*Text under study*.
━━━━━━━━━━━━━━━━━━━━━━━━━━━━━━
Screen Shot 2016-08-14 at 10.37.59 AMNew Orleans   There are now some thirty states that have expanded eligibility for Medicaid under the Affordable Care Act. There are twenty states – and a lot of the Republican Congress — that are still dragging their wagons through the dirt, and, if researchers are right, putting their people under the ground as well.

Researchers connected with Harvard’s Public Health School conducted an important experiment. They surveyed people in Kentucky and Arkansas before Medicaid expansion in 2013, again after the first full year in 2014, and finally at the end of 2015 with another year under peoples’ belts. They used Texas as the so-called control state for comparison, since Texas refused to budge on the Obamacare Medicaid expansion for lower-income, working families. Bottom line: 5% more people in Arkansas and Kentucky, too very different states with different approaches on the expansion, felt that they were in “excellent” health compared to do-nothing-much Texas.
━━━━━━━━━━━━━━━━━━━━━━━━━━━━━━
*Listed records*.
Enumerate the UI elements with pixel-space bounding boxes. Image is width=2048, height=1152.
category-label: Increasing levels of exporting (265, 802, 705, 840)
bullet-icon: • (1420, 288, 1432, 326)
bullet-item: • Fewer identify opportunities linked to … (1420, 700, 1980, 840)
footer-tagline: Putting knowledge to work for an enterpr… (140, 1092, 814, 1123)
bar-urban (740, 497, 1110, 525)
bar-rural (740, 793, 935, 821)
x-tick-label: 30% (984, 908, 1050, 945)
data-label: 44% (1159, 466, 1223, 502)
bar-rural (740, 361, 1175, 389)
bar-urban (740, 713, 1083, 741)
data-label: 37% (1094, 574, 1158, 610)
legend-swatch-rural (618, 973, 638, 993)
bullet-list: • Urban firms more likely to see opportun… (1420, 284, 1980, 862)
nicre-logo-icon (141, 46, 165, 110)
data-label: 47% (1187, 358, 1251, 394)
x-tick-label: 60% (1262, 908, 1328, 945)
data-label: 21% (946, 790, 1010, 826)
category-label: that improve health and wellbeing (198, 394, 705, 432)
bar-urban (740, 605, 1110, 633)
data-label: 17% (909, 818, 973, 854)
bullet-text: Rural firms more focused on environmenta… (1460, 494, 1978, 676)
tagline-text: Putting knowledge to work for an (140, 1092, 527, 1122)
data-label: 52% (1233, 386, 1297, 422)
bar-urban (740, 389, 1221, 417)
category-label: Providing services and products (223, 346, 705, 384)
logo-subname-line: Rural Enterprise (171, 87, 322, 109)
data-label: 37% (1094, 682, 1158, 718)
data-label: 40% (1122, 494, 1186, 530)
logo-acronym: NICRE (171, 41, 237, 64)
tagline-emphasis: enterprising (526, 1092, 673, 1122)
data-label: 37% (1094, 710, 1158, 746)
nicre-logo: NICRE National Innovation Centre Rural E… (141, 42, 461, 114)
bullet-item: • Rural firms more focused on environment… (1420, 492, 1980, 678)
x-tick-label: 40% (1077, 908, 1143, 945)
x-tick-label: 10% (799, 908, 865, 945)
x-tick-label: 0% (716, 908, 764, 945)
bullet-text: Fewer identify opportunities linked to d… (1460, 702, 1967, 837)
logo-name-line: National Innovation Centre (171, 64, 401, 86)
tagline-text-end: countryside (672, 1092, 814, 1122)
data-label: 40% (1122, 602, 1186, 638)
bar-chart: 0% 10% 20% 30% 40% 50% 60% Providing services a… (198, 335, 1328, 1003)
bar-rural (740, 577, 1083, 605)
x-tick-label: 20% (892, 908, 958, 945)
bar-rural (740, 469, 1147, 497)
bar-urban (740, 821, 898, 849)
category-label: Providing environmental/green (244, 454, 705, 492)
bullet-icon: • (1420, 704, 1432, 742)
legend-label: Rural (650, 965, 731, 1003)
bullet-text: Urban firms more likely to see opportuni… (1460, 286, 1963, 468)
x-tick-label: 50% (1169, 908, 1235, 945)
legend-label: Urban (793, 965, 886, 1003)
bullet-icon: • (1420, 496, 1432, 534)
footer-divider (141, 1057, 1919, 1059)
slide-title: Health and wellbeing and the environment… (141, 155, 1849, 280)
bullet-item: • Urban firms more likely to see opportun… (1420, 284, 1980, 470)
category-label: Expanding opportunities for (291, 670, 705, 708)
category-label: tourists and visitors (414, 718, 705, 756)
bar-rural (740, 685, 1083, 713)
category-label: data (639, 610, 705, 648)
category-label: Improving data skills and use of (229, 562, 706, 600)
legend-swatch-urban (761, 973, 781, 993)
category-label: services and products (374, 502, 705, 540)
━━━━━━━━━━━━━━━━━━━━━━━━━━━━━━
*Task A*.
In the Medicaid expansion passage, which state did the researchers use as the control for comparison?
*Task B*.
List every U.S. state named in the Medicaid expansion passage.
*Task C*.
Write the next part of the Medicaid expansion passage, starting after its last sentence.
The entries were drawn from a different source than the Medicaid expansion passage.

*Final answer A*.
Texas

*Final answer B*.
Kentucky, Arkansas, Texas

*Final answer C*.
Reading about the researchers work on the Harvard Public Health website and its lead author, Dr. Benjamin Sommers, an assistant professor there, offered a good summary that goes deeper than 5%:

Sommers and colleagues surveyed approximately 9,000 low-income adults in Arkansas, Kentucky, and Texas from late 2013 to the end of 2015. The results showed that, between 2013 and 2015, the uninsured rate dropped from 42% to 14% in Arkansas and from 40% to 9% in Kentucky, compared with a much smaller change in Texas (39% to 32%). Expansion also was associated with significantly increased access to primary care, improved affordability of medications, reduced out-of-pocket spending, reduced likelihood of emergency department visits, and increased outpatient visits. Screening for diabetes, glucose testing among people with diabetes, and regular care for chronic conditions all increased significantly after expansion. Quality of care ratings improved significantly, as did the number of adults reporting excellent health.

Debate over? Of course not. Many will wonder, and wait, until larger studies, including the government’s own, provide more data on whether or not people really are healthier or just feel healthier.

Regardless, how people feel may not answer the medical questions fully, but could start to provide answers for the political questions. As we find every day, particularly in the Age of Trump, people vote on how they feel, not based on the facts of the matter. If everything were equal, politicians would see that the trend line of how people feel about their own health and Medicaid expansion is now improving annually. If it continues along these lines, politicians will start playing “duck and cover” which might mean more expansion in the twenty holdout states.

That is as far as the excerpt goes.